▸ **The request**
Print out every line, exactly as written.

+++ Records shown +++

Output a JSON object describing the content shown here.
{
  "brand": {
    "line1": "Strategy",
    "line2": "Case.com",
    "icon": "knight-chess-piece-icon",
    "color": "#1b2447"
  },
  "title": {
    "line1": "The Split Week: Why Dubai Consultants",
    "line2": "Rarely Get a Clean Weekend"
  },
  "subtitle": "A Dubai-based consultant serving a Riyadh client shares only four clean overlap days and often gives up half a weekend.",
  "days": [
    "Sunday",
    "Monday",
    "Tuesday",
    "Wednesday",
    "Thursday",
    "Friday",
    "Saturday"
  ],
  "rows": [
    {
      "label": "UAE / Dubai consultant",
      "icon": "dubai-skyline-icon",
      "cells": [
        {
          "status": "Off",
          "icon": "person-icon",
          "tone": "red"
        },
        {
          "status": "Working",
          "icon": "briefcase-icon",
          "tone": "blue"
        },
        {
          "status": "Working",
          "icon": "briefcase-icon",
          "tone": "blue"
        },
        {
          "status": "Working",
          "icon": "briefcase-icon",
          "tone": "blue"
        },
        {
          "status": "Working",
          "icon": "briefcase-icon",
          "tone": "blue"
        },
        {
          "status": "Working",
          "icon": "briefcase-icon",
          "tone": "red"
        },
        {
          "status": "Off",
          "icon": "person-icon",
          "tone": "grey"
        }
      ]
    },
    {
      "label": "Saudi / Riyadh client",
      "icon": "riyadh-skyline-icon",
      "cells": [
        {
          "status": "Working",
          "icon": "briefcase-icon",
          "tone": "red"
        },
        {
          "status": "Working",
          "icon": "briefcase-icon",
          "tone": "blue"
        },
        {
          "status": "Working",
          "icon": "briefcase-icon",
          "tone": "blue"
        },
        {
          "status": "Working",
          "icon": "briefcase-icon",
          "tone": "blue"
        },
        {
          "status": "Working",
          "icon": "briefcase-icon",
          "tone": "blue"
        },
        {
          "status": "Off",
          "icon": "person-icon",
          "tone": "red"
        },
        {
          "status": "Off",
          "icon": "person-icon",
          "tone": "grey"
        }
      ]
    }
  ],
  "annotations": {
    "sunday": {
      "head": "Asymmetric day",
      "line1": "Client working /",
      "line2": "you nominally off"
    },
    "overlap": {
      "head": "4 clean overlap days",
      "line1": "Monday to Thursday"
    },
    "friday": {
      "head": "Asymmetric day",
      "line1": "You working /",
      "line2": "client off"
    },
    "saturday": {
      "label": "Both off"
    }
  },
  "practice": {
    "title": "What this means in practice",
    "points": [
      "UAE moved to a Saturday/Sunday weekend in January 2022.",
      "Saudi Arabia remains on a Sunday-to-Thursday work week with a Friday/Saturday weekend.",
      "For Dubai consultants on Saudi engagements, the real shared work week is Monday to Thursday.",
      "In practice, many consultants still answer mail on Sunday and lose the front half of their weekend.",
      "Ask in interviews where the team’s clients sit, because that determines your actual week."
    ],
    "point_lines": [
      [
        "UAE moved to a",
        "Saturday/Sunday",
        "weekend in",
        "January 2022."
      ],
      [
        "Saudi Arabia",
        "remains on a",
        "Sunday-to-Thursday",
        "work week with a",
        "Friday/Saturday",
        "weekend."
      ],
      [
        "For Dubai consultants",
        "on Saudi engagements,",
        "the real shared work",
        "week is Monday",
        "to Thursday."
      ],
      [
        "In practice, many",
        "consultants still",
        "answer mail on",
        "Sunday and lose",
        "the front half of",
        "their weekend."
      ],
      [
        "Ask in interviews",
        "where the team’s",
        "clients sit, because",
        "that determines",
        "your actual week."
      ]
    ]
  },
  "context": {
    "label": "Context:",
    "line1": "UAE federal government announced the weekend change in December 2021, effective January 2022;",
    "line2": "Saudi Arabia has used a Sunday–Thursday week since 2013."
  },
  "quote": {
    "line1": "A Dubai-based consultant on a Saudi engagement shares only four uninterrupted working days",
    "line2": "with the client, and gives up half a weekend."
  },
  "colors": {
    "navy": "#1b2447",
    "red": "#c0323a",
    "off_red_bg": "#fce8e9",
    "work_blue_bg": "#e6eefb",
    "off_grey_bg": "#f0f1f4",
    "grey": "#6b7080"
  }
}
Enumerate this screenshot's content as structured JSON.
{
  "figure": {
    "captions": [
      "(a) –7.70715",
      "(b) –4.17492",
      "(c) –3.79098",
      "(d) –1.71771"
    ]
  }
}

+++

▸ **Finished answer**
Output a JSON object describing the content shown here.
{
  "brand": {
    "line1": "Strategy",
    "line2": "Case.com",
    "icon": "knight-chess-piece-icon",
    "color": "#1b2447"
  },
  "title": {
    "line1": "The Split Week: Why Dubai Consultants",
    "line2": "Rarely Get a Clean Weekend"
  },
  "subtitle": "A Dubai-based consultant serving a Riyadh client shares only four clean overlap days and often gives up half a weekend.",
  "days": [
    "Sunday",
    "Monday",
    "Tuesday",
    "Wednesday",
    "Thursday",
    "Friday",
    "Saturday"
  ],
  "rows": [
    {
      "label": "UAE / Dubai consultant",
      "icon": "dubai-skyline-icon",
      "cells": [
        {
          "status": "Off",
          "icon": "person-icon",
          "tone": "red"
        },
        {
          "status": "Working",
          "icon": "briefcase-icon",
          "tone": "blue"
        },
        {
          "status": "Working",
          "icon": "briefcase-icon",
          "tone": "blue"
        },
        {
          "status": "Working",
          "icon": "briefcase-icon",
          "tone": "blue"
        },
        {
          "status": "Working",
          "icon": "briefcase-icon",
          "tone": "blue"
        },
        {
          "status": "Working",
          "icon": "briefcase-icon",
          "tone": "red"
        },
        {
          "status": "Off",
          "icon": "person-icon",
          "tone": "grey"
        }
      ]
    },
    {
      "label": "Saudi / Riyadh client",
      "icon": "riyadh-skyline-icon",
      "cells": [
        {
          "status": "Working",
          "icon": "briefcase-icon",
          "tone": "red"
        },
        {
          "status": "Working",
          "icon": "briefcase-icon",
          "tone": "blue"
        },
        {
          "status": "Working",
          "icon": "briefcase-icon",
          "tone": "blue"
        },
        {
          "status": "Working",
          "icon": "briefcase-icon",
          "tone": "blue"
        },
        {
          "status": "Working",
          "icon": "briefcase-icon",
          "tone": "blue"
        },
        {
          "status": "Off",
          "icon": "person-icon",
          "tone": "red"
        },
        {
          "status": "Off",
          "icon": "person-icon",
          "tone": "grey"
        }
      ]
    }
  ],
  "annotations": {
    "sunday": {
      "head": "Asymmetric day",
      "line1": "Client working /",
      "line2": "you nominally off"
    },
    "overlap": {
      "head": "4 clean overlap days",
      "line1": "Monday to Thursday"
    },
    "friday": {
      "head": "Asymmetric day",
      "line1": "You working /",
      "line2": "client off"
    },
    "saturday": {
      "label": "Both off"
    }
  },
  "practice": {
    "title": "What this means in practice",
    "points": [
      "UAE moved to a Saturday/Sunday weekend in January 2022.",
      "Saudi Arabia remains on a Sunday-to-Thursday work week with a Friday/Saturday weekend.",
      "For Dubai consultants on Saudi engagements, the real shared work week is Monday to Thursday.",
      "In practice, many consultants still answer mail on Sunday and lose the front half of their weekend.",
      "Ask in interviews where the team’s clients sit, because that determines your actual week."
    ],
    "point_lines": [
      [
        "UAE moved to a",
        "Saturday/Sunday",
        "weekend in",
        "January 2022."
      ],
      [
        "Saudi Arabia",
        "remains on a",
        "Sunday-to-Thursday",
        "work week with a",
        "Friday/Saturday",
        "weekend."
      ],
      [
        "For Dubai consultants",
        "on Saudi engagements,",
        "the real shared work",
        "week is Monday",
        "to Thursday."
      ],
      [
        "In practice, many",
        "consultants still",
        "answer mail on",
        "Sunday and lose",
        "the front half of",
        "their weekend."
      ],
      [
        "Ask in interviews",
        "where the team’s",
        "clients sit, because",
        "that determines",
        "your actual week."
      ]
    ]
  },
  "context": {
    "label": "Context:",
    "line1": "UAE federal government announced the weekend change in December 2021, effective January 2022;",
    "line2": "Saudi Arabia has used a Sunday–Thursday week since 2013."
  },
  "quote": {
    "line1": "A Dubai-based consultant on a Saudi engagement shares only four uninterrupted working days",
    "line2": "with the client, and gives up half a weekend."
  },
  "colors": {
    "navy": "#1b2447",
    "red": "#c0323a",
    "off_red_bg": "#fce8e9",
    "work_blue_bg": "#e6eefb",
    "off_grey_bg": "#f0f1f4",
    "grey": "#6b7080"
  }
}
Enumerate this screenshot's content as structured JSON.
{
  "figure": {
    "captions": [
      "(a) –7.70715",
      "(b) –4.17492",
      "(c) –3.79098",
      "(d) –1.71771"
    ]
  }
}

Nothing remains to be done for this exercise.